Because it’s timely.
“I always wonder,” said Lise, “why, in Britain and America, we make Hallowe’en into a frightening thing with, for children, ghosts and skulls, witches, spiders and black cats, when it is the eve of one of the most radiant feasts of the year—All Saints, all those men and women who have shone out light and goodness, courage and faith into the world.”
“And All Souls is radiant too,” said Soeur Marguerite—it followed the next day. “For us there is loss, but for the dead, for him or her, it is the culmination, the crown . . . .”
Five for Sorrow, Ten for Joy, Rumer Godden
I first heard of Rumer Godden from my grandmother. She had been reading In This House of Brede and she couldn’t quit talking about it. My grandmother, although Catholic, wasn’t a person who talked a lot about the faith, but she was a serious reader and knew a good novel when she read one. I, being about 19, and not too interested in nuns, didn’t read the book at the time, but I respected my grandmother’s opinion and long ago I came to share it.
I have read many of Rumer Godden’s novels over the past 30 years or so and several of her children’s books. However, before I wrote about them, I wanted to read some of her autobiographies to get some idea of what formed the woman who could write such beautiful and mysterious, and sometimes terrifying fiction. Pretty soon I was completely caught up in Ms. Godden’s own story which is as fascinating as any novel, and so it will be largely about her three autobiographical works that I write.
I chose this picture because Rumer Godden loved Pekingese. She had something over 50 during her life.
In one of the autobiographies, A Time to Dance, No Time to Weep, Ms. Godden writes this:
Indians have a custom of taking ‘darshan’ which means, with a temple, a place, a holy cave or a renowned view such as the sight of the Himalayan snow peaks, Everest or Kanchenjunga, or a notable person--for instance Gandhi or the President--they will travel miles, make pilgrimages simply to take ‘darshan’ of that person or place, not trying to make contact or speak--certainly not taking photographs as we do--but, simply by looking, to let a little of the personality, sainthood, holiness or beauty, come into their souls. They go away, usually without speaking and so keep it for the rest of their lives. Innately, from the time we were children, we had done the same thing; it was perhaps our deepest delight.
As I read these three books, I got the feeling that after having taken darshan for many years, she was sharing all she had learned with me.
Two Under the Indian Sun, written by Rumer and her older sister Jon in 1966, tells the story of their childhood in India. It is not, they say, “an autobiography as much as an evocation of a time that is gone.” And that it is. They present us with a vision of India from the viewpoint of a child, and that vision evokes a yearning for beauty and mystery.
English children in India were usually sent home to school about the age of six; however, Rumer and Jon (ages 6 and 8) after a year with rather straight-laced aunts in London were sent back to Narayangunj (now in Bangladesh) in 1914 “because of Zeppelins.” Here they lived with their Fa and Mam, Aunt Mary, and younger sisters, Nancy and Ruth, and a number of Hindu and Moslem servants until 1920 when they went back to England to be educated.

### LISTED RECORDS
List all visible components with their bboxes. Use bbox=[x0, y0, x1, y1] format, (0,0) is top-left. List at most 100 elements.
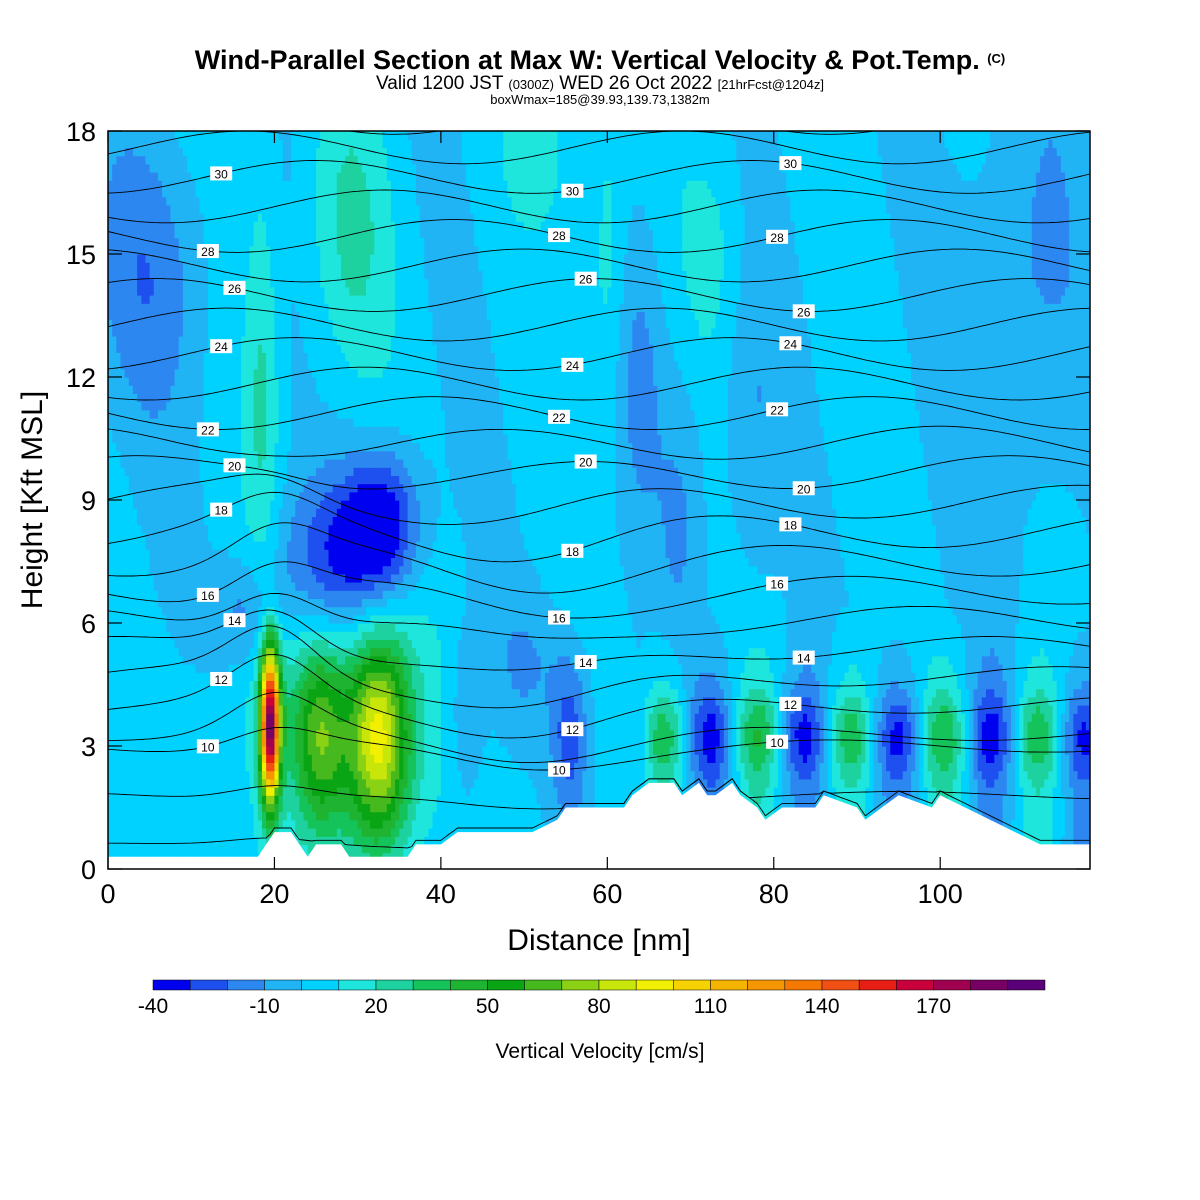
field-cell bbox=[257, 795, 263, 804]
field-cell bbox=[108, 721, 113, 731]
field-cell bbox=[403, 737, 409, 747]
field-cell bbox=[328, 770, 334, 780]
field-cell bbox=[199, 836, 205, 845]
field-cell bbox=[162, 844, 167, 854]
field-cell bbox=[291, 737, 296, 747]
field-cell bbox=[1085, 778, 1090, 788]
field-cell bbox=[1015, 811, 1020, 821]
field-cell bbox=[291, 721, 296, 731]
field-cell bbox=[611, 737, 617, 747]
field-cell bbox=[807, 705, 812, 714]
field-cell bbox=[1060, 737, 1066, 747]
field-cell bbox=[765, 754, 771, 763]
field-cell bbox=[137, 795, 142, 804]
field-cell bbox=[361, 819, 367, 829]
field-cell bbox=[1052, 729, 1058, 739]
field-cell bbox=[212, 828, 217, 837]
field-cell bbox=[985, 713, 991, 722]
field-cell bbox=[494, 754, 500, 763]
field-cell bbox=[673, 696, 679, 706]
field-cell bbox=[819, 713, 825, 722]
field-cell bbox=[890, 778, 896, 788]
field-cell bbox=[207, 713, 213, 722]
field-cell bbox=[295, 819, 301, 829]
field-cell bbox=[449, 762, 454, 772]
field-cell bbox=[116, 713, 122, 722]
field-cell bbox=[856, 696, 862, 706]
field-cell bbox=[994, 713, 1000, 722]
field-cell bbox=[732, 778, 737, 788]
field-cell bbox=[324, 803, 330, 813]
field-cell bbox=[170, 844, 176, 854]
field-cell bbox=[470, 787, 475, 796]
field-cell bbox=[365, 729, 371, 739]
field-cell bbox=[349, 836, 355, 845]
field-cell bbox=[881, 770, 887, 780]
field-cell bbox=[1065, 737, 1070, 747]
field-cell bbox=[141, 721, 147, 731]
field-cell bbox=[819, 721, 825, 731]
field-cell bbox=[112, 688, 117, 698]
field-cell bbox=[253, 770, 259, 780]
field-cell bbox=[145, 844, 151, 854]
field-cell bbox=[1027, 795, 1033, 804]
field-cell bbox=[149, 836, 155, 845]
field-cell bbox=[145, 819, 151, 829]
field-cell bbox=[794, 713, 800, 722]
field-cell bbox=[195, 696, 201, 706]
field-cell bbox=[382, 696, 388, 706]
field-cell bbox=[644, 778, 650, 788]
field-cell bbox=[1006, 705, 1012, 714]
field-cell bbox=[1019, 737, 1025, 747]
field-cell bbox=[345, 844, 350, 854]
field-cell bbox=[557, 795, 563, 804]
field-cell bbox=[769, 762, 775, 772]
field-cell bbox=[282, 778, 288, 788]
field-cell bbox=[436, 746, 442, 755]
field-cell bbox=[386, 705, 392, 714]
field-cell bbox=[881, 713, 887, 722]
field-cell bbox=[137, 770, 142, 780]
field-cell bbox=[324, 811, 330, 821]
field-cell bbox=[291, 746, 296, 755]
field-cell bbox=[540, 754, 546, 763]
field-cell bbox=[894, 696, 900, 706]
field-cell bbox=[399, 819, 405, 829]
field-cell bbox=[407, 795, 413, 804]
field-cell bbox=[840, 754, 846, 763]
field-cell bbox=[827, 705, 833, 714]
field-cell bbox=[1015, 762, 1020, 772]
field-cell bbox=[162, 705, 167, 714]
field-cell bbox=[116, 778, 122, 788]
field-cell bbox=[1035, 721, 1041, 731]
field-cell bbox=[636, 705, 642, 714]
field-cell bbox=[261, 819, 267, 829]
field-cell bbox=[886, 705, 891, 714]
field-cell bbox=[399, 795, 405, 804]
field-cell bbox=[261, 737, 267, 747]
field-cell bbox=[594, 754, 600, 763]
field-cell bbox=[590, 737, 596, 747]
field-cell bbox=[536, 819, 542, 829]
field-cell bbox=[403, 713, 409, 722]
field-cell bbox=[395, 762, 400, 772]
field-cell bbox=[207, 696, 213, 706]
field-cell bbox=[112, 787, 117, 796]
field-cell bbox=[640, 721, 646, 731]
field-cell bbox=[353, 762, 359, 772]
field-cell bbox=[382, 762, 388, 772]
field-cell bbox=[856, 778, 862, 788]
field-cell bbox=[445, 721, 450, 731]
field-cell bbox=[220, 705, 226, 714]
field-cell bbox=[936, 754, 941, 763]
field-cell bbox=[245, 811, 251, 821]
field-cell bbox=[611, 778, 617, 788]
field-cell bbox=[1077, 778, 1083, 788]
field-cell bbox=[798, 778, 804, 788]
field-cell bbox=[936, 770, 941, 780]
field-cell bbox=[844, 770, 850, 780]
field-cell bbox=[927, 746, 933, 755]
field-cell bbox=[877, 778, 883, 788]
field-cell bbox=[212, 754, 217, 763]
field-cell bbox=[278, 721, 284, 731]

### REQUIREMENT 1
Summarize the Rumer Godden piece in two sentences.
### REQUIREMENT 2
Quote the Rumer Godden piece word for word, starting at "Five for Sorrow, Ten" and ending at "to share it.".
Work solely from the Rumer Godden piece.

### SOLUTION 1
The writer first heard of Rumer Godden from a grandmother who admired In This House of Brede, and after reading many of Godden's novels over some 30 years, turned to her autobiographies and chose to write largely about her three autobiographical works. One of these, Two Under the Indian Sun, written with her older sister Jon in 1966, evokes their childhood in India, where the two were sent back in 1914 and lived until 1920.

### SOLUTION 2
Five for Sorrow, Ten for Joy, Rumer Godden
I first heard of Rumer Godden from my grandmother. She had been reading In This House of Brede and she couldn’t quit talking about it. My grandmother, although Catholic, wasn’t a person who talked a lot about the faith, but she was a serious reader and knew a good novel when she read one. I, being about 19, and not too interested in nuns, didn’t read the book at the time, but I respected my grandmother’s opinion and long ago I came to share it.